== THE PROBLEM ==
Find the lines below that contain the string "with". Copy each one.

== ENTRIES PROVIDED ==
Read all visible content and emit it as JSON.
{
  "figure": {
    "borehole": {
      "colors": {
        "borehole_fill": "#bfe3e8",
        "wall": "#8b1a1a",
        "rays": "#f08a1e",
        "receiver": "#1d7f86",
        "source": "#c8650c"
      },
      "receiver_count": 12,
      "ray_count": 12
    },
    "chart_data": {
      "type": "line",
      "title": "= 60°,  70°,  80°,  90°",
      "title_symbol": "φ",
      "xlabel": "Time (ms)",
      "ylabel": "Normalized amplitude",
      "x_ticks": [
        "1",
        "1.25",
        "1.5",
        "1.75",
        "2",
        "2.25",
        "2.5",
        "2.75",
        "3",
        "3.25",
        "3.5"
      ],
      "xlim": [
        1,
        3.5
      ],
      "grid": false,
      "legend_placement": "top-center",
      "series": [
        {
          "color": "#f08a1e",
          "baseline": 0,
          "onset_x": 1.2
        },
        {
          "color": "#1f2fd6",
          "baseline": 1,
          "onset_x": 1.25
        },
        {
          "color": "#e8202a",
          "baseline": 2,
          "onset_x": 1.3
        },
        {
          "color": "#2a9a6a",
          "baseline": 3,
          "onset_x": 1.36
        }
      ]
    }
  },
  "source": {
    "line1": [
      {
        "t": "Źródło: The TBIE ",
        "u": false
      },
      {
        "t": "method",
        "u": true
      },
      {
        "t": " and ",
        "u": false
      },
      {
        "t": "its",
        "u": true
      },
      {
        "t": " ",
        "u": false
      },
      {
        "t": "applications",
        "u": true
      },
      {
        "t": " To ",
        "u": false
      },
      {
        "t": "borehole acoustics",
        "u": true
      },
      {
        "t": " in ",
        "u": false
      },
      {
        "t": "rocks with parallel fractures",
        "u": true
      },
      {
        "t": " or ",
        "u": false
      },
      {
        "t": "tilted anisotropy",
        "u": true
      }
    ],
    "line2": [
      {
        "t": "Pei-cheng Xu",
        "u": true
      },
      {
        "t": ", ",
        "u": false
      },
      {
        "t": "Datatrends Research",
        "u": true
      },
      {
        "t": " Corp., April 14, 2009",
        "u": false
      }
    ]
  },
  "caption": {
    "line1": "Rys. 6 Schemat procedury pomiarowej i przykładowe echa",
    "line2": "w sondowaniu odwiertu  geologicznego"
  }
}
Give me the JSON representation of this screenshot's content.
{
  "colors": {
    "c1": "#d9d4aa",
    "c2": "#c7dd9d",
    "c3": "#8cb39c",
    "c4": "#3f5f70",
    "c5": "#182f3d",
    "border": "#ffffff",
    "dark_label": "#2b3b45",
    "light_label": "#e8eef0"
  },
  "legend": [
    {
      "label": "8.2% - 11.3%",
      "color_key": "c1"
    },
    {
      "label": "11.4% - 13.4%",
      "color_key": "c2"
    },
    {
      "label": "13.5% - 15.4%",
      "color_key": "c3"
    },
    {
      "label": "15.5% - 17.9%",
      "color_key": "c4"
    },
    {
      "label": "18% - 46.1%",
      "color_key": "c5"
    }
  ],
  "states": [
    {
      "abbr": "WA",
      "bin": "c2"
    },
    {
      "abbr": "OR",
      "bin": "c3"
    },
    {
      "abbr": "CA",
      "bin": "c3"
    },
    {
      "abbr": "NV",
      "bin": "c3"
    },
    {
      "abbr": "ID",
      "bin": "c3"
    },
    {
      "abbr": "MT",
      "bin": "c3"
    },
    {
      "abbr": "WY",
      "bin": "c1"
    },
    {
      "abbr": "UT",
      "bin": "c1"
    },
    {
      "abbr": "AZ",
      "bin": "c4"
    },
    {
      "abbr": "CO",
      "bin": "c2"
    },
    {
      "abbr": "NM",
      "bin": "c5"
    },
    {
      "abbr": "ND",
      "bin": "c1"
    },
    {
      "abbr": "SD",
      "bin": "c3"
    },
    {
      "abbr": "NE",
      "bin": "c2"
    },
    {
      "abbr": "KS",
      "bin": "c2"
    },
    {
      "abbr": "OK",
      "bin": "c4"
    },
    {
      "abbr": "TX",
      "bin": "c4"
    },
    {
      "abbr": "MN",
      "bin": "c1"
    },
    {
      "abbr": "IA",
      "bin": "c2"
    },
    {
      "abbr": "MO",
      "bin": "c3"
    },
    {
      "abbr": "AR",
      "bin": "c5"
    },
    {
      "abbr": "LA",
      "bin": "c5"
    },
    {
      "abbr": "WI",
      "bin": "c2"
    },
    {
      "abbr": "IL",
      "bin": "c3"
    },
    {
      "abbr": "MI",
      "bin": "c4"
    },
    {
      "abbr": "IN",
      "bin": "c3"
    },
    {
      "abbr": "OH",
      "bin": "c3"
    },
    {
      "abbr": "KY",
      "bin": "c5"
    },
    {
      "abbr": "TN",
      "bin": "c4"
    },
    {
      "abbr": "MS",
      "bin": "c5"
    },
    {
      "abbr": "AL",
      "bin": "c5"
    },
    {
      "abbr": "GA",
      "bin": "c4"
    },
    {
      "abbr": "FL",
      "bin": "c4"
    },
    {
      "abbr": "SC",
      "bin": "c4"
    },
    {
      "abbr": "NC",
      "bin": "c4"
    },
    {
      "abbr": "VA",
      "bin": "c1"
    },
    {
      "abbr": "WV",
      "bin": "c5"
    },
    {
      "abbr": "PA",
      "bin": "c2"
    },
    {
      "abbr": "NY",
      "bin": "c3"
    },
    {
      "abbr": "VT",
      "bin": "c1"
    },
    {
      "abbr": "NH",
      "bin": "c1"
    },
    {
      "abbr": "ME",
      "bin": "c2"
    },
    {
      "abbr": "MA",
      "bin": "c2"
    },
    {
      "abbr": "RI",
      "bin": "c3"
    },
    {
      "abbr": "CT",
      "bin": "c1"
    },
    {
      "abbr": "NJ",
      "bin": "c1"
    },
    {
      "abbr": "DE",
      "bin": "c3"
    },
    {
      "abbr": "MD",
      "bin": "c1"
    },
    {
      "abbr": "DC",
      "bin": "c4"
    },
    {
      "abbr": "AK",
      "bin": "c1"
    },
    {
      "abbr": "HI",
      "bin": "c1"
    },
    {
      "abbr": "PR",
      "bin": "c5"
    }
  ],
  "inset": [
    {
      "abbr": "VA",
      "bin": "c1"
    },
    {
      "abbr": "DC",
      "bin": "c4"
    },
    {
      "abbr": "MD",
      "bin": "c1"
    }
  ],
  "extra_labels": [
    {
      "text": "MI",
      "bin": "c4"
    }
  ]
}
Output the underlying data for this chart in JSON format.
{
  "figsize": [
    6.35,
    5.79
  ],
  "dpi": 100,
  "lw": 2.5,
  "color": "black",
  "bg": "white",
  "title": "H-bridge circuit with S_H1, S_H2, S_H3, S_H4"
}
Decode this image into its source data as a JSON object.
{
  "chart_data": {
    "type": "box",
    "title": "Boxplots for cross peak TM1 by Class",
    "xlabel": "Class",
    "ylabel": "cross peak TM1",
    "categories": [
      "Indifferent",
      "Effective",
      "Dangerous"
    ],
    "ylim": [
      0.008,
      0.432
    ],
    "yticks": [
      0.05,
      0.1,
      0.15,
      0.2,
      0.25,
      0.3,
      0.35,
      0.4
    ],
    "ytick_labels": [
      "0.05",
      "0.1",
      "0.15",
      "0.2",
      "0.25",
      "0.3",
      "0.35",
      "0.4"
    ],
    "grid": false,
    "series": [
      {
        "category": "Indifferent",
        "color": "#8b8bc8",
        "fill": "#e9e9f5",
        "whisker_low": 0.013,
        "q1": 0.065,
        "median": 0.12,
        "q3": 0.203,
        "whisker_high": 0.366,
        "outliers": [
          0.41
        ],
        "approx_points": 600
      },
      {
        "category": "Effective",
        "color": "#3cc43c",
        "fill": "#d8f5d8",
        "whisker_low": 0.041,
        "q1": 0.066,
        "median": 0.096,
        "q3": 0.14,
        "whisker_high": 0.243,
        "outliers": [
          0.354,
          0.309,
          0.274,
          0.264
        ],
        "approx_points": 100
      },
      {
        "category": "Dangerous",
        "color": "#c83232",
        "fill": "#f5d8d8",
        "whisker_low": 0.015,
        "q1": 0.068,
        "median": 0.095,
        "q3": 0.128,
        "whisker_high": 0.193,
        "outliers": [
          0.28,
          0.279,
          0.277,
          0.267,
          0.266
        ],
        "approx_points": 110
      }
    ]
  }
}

...

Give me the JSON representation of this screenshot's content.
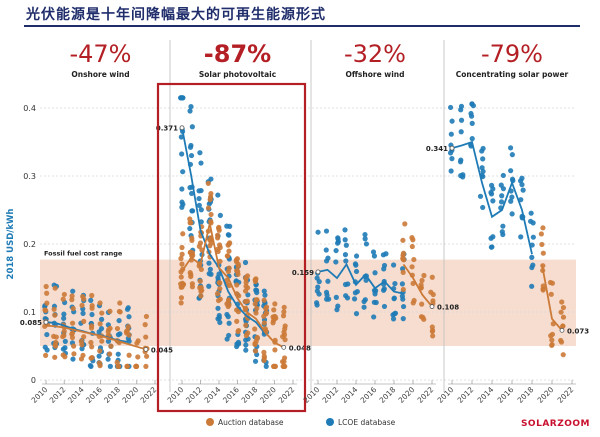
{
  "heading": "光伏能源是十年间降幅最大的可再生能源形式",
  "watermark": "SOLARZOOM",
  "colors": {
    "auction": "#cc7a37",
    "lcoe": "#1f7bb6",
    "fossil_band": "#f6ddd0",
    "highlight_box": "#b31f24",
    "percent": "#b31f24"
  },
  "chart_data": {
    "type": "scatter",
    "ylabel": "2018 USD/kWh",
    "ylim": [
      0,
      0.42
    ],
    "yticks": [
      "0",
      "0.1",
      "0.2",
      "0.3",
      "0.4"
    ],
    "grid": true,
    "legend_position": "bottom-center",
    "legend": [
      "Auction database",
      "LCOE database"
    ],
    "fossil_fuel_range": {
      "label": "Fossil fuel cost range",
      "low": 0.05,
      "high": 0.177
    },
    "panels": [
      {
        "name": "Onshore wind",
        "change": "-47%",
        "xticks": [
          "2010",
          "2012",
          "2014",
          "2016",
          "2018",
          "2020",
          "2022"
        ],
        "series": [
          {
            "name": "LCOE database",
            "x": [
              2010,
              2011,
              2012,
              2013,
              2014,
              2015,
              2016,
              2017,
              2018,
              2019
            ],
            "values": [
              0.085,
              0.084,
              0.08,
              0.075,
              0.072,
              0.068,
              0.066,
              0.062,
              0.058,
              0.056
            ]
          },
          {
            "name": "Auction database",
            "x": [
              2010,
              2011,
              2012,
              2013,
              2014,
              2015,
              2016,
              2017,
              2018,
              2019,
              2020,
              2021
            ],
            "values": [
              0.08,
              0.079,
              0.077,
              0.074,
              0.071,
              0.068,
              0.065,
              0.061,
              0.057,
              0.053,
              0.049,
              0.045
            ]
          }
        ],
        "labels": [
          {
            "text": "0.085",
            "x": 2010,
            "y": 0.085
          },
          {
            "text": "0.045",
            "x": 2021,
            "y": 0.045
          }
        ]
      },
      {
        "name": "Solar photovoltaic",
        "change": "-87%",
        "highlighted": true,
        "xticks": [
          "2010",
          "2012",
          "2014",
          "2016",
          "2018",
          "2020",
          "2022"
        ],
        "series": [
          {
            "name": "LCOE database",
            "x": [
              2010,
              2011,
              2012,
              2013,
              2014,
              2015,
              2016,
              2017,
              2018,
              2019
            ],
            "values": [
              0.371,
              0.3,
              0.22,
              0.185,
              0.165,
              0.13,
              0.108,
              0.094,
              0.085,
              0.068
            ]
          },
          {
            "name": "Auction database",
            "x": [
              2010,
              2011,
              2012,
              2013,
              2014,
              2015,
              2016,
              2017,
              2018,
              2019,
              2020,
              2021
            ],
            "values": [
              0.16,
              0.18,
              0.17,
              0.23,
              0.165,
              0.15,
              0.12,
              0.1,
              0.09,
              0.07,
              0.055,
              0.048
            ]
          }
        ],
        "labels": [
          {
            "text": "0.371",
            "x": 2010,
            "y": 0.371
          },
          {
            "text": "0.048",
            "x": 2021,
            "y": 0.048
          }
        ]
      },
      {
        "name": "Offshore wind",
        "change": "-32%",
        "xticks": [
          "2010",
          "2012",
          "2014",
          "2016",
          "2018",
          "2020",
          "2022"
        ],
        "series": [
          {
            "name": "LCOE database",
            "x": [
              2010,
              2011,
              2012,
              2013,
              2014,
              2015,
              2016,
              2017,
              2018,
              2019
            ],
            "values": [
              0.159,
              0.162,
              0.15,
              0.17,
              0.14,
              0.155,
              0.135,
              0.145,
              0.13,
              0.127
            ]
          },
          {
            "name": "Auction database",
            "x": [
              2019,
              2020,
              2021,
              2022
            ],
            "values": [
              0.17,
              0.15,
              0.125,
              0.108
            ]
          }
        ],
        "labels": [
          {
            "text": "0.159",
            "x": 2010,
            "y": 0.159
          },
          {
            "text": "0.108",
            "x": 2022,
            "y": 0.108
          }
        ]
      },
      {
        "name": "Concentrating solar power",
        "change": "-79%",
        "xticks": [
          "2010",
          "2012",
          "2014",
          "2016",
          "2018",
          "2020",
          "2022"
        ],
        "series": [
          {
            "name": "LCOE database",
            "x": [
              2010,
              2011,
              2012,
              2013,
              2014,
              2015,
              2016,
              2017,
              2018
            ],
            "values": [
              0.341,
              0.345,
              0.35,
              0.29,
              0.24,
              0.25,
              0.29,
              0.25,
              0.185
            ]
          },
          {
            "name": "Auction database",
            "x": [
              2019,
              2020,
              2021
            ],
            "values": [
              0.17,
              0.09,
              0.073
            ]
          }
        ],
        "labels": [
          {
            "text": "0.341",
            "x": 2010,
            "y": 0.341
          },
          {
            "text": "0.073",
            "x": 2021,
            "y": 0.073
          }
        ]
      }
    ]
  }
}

== RESULT OF THE EXERCISE ==
        "t": "rocks with parallel fractures",
  "title": "H-bridge circuit with S_H1, S_H2, S_H3, S_H4"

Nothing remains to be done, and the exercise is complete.